# The request
Do not include the pictures; repeat the rest of the data exactly.
^^^^^^^^^^^^^^^^
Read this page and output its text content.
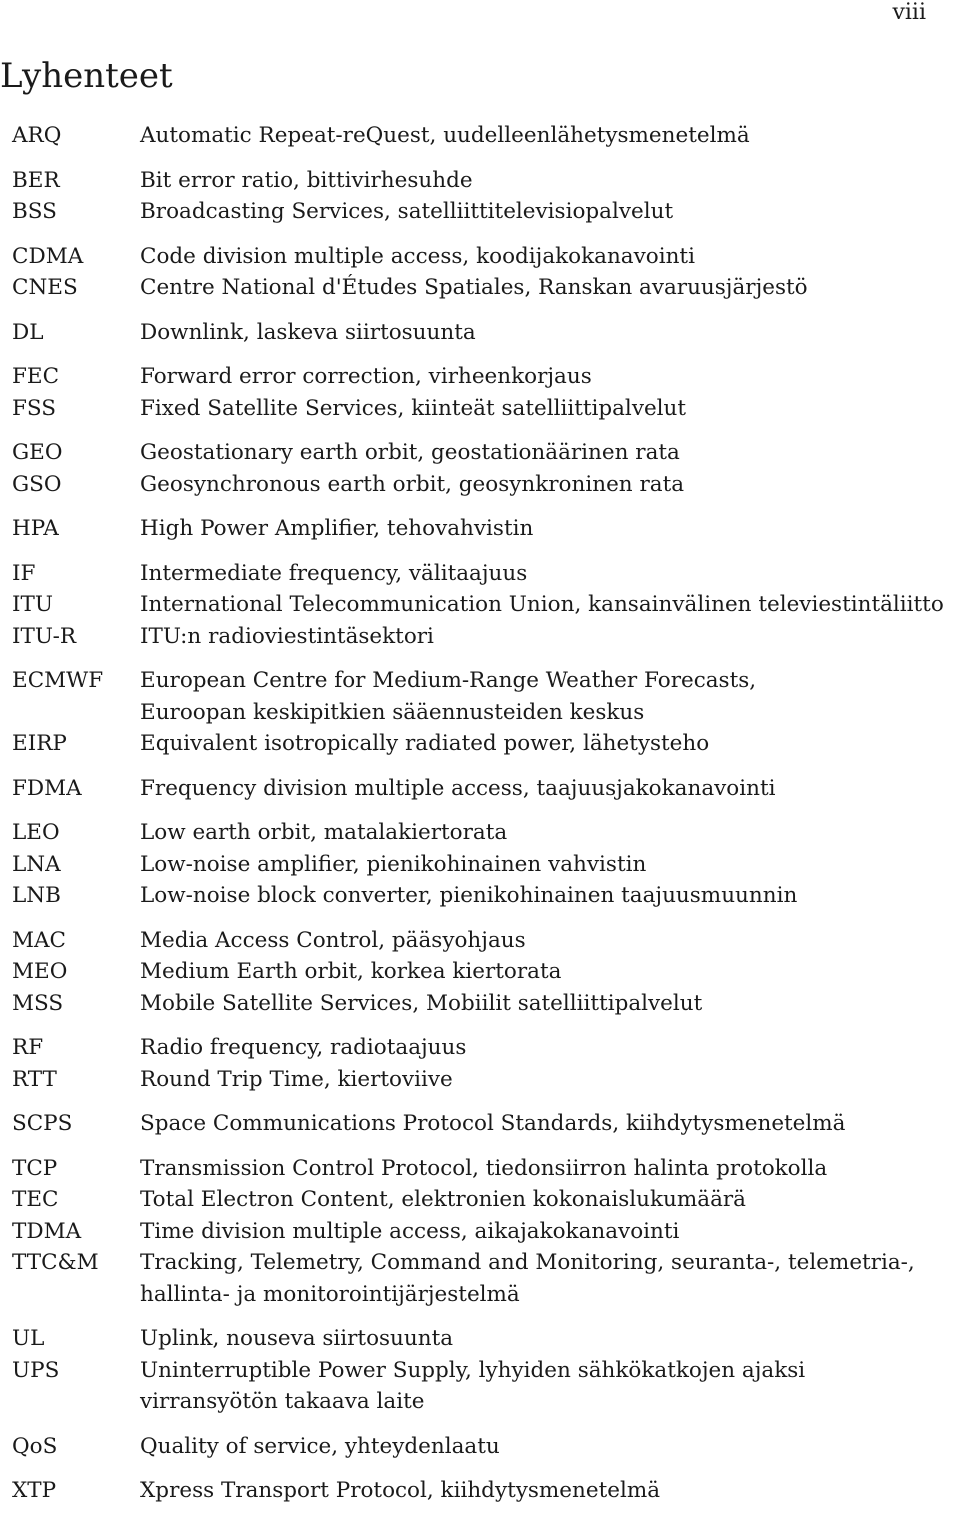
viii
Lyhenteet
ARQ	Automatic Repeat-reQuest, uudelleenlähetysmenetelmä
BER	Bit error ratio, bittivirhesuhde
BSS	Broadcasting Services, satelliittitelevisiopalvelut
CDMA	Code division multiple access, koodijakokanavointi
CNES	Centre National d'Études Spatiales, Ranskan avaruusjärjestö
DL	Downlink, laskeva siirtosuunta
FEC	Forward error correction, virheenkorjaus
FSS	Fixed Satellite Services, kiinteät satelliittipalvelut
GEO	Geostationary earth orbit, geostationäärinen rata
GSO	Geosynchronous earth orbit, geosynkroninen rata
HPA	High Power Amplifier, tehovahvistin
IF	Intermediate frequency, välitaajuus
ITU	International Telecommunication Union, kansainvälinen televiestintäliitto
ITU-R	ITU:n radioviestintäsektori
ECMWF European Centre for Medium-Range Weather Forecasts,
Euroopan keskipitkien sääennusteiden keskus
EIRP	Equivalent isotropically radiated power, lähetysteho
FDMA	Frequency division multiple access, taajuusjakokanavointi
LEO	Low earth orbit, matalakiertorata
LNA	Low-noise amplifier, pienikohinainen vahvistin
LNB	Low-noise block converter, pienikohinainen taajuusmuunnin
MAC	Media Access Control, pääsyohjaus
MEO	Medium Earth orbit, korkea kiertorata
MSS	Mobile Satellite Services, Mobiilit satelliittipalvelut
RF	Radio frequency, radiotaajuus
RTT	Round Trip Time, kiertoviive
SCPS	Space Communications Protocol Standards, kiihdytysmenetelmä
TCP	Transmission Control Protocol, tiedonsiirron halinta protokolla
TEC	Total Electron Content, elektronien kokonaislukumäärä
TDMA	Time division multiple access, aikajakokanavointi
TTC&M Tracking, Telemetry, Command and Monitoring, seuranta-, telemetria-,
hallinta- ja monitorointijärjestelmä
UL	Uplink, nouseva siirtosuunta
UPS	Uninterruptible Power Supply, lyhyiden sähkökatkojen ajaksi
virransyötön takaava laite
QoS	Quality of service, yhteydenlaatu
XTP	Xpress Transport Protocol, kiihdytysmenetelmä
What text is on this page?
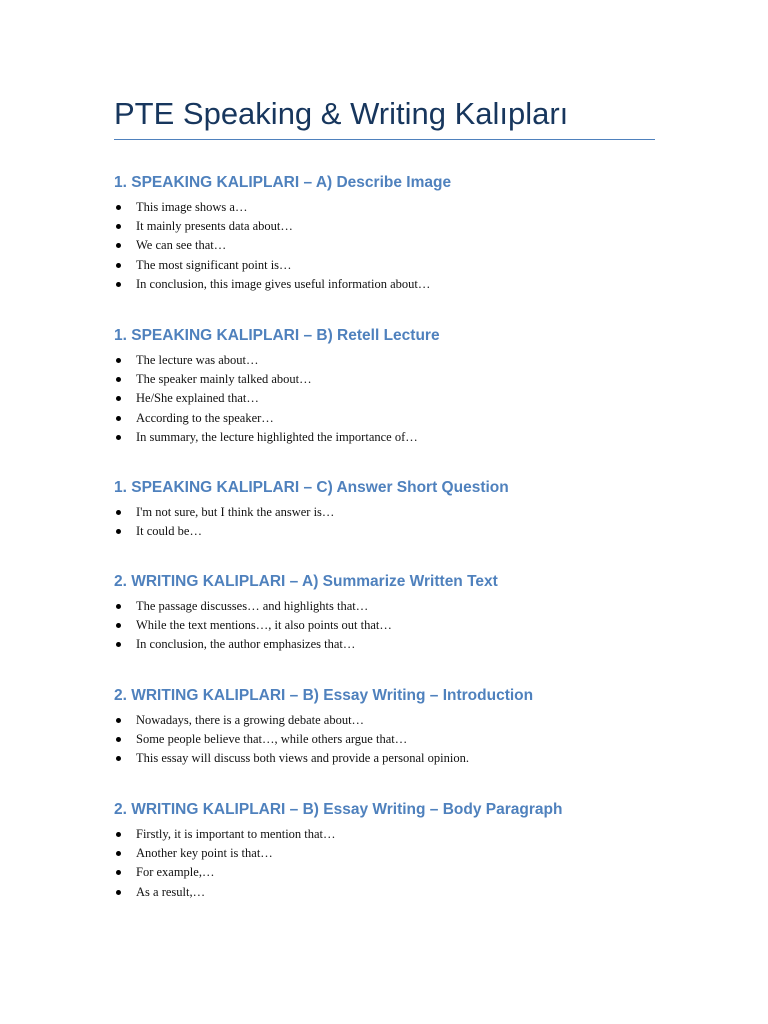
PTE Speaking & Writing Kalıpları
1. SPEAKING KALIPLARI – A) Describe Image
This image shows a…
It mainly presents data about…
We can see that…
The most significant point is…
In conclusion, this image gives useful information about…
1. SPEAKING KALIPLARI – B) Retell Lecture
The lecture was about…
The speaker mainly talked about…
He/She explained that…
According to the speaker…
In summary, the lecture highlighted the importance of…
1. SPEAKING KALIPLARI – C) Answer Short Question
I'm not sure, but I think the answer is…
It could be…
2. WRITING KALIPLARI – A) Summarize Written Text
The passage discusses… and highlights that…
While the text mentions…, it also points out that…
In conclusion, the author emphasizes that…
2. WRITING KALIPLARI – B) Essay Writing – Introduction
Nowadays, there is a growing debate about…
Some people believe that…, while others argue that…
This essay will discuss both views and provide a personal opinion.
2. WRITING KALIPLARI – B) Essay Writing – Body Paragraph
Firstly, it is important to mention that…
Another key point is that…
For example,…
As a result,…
^^^^^^^^^^^^^^^^
# Expected output
Read this page and output its text content.
viii
Lyhenteet
ARQ	Automatic Repeat-reQuest, uudelleenlähetysmenetelmä
BER	Bit error ratio, bittivirhesuhde
BSS	Broadcasting Services, satelliittitelevisiopalvelut
CDMA	Code division multiple access, koodijakokanavointi
CNES	Centre National d'Études Spatiales, Ranskan avaruusjärjestö
DL	Downlink, laskeva siirtosuunta
FEC	Forward error correction, virheenkorjaus
FSS	Fixed Satellite Services, kiinteät satelliittipalvelut
GEO	Geostationary earth orbit, geostationäärinen rata
GSO	Geosynchronous earth orbit, geosynkroninen rata
HPA	High Power Amplifier, tehovahvistin
IF	Intermediate frequency, välitaajuus
ITU	International Telecommunication Union, kansainvälinen televiestintäliitto
ITU-R	ITU:n radioviestintäsektori
ECMWF European Centre for Medium-Range Weather Forecasts,
Euroopan keskipitkien sääennusteiden keskus
EIRP	Equivalent isotropically radiated power, lähetysteho
FDMA	Frequency division multiple access, taajuusjakokanavointi
LEO	Low earth orbit, matalakiertorata
LNA	Low-noise amplifier, pienikohinainen vahvistin
LNB	Low-noise block converter, pienikohinainen taajuusmuunnin
MAC	Media Access Control, pääsyohjaus
MEO	Medium Earth orbit, korkea kiertorata
MSS	Mobile Satellite Services, Mobiilit satelliittipalvelut
RF	Radio frequency, radiotaajuus
RTT	Round Trip Time, kiertoviive
SCPS	Space Communications Protocol Standards, kiihdytysmenetelmä
TCP	Transmission Control Protocol, tiedonsiirron halinta protokolla
TEC	Total Electron Content, elektronien kokonaislukumäärä
TDMA	Time division multiple access, aikajakokanavointi
TTC&M Tracking, Telemetry, Command and Monitoring, seuranta-, telemetria-,
hallinta- ja monitorointijärjestelmä
UL	Uplink, nouseva siirtosuunta
UPS	Uninterruptible Power Supply, lyhyiden sähkökatkojen ajaksi
virransyötön takaava laite
QoS	Quality of service, yhteydenlaatu
XTP	Xpress Transport Protocol, kiihdytysmenetelmä
What text is on this page?
PTE Speaking & Writing Kalıpları
1. SPEAKING KALIPLARI – A) Describe Image
This image shows a…
It mainly presents data about…
We can see that…
The most significant point is…
In conclusion, this image gives useful information about…
1. SPEAKING KALIPLARI – B) Retell Lecture
The lecture was about…
The speaker mainly talked about…
He/She explained that…
According to the speaker…
In summary, the lecture highlighted the importance of…
1. SPEAKING KALIPLARI – C) Answer Short Question
I'm not sure, but I think the answer is…
It could be…
2. WRITING KALIPLARI – A) Summarize Written Text
The passage discusses… and highlights that…
While the text mentions…, it also points out that…
In conclusion, the author emphasizes that…
2. WRITING KALIPLARI – B) Essay Writing – Introduction
Nowadays, there is a growing debate about…
Some people believe that…, while others argue that…
This essay will discuss both views and provide a personal opinion.
2. WRITING KALIPLARI – B) Essay Writing – Body Paragraph
Firstly, it is important to mention that…
Another key point is that…
For example,…
As a result,…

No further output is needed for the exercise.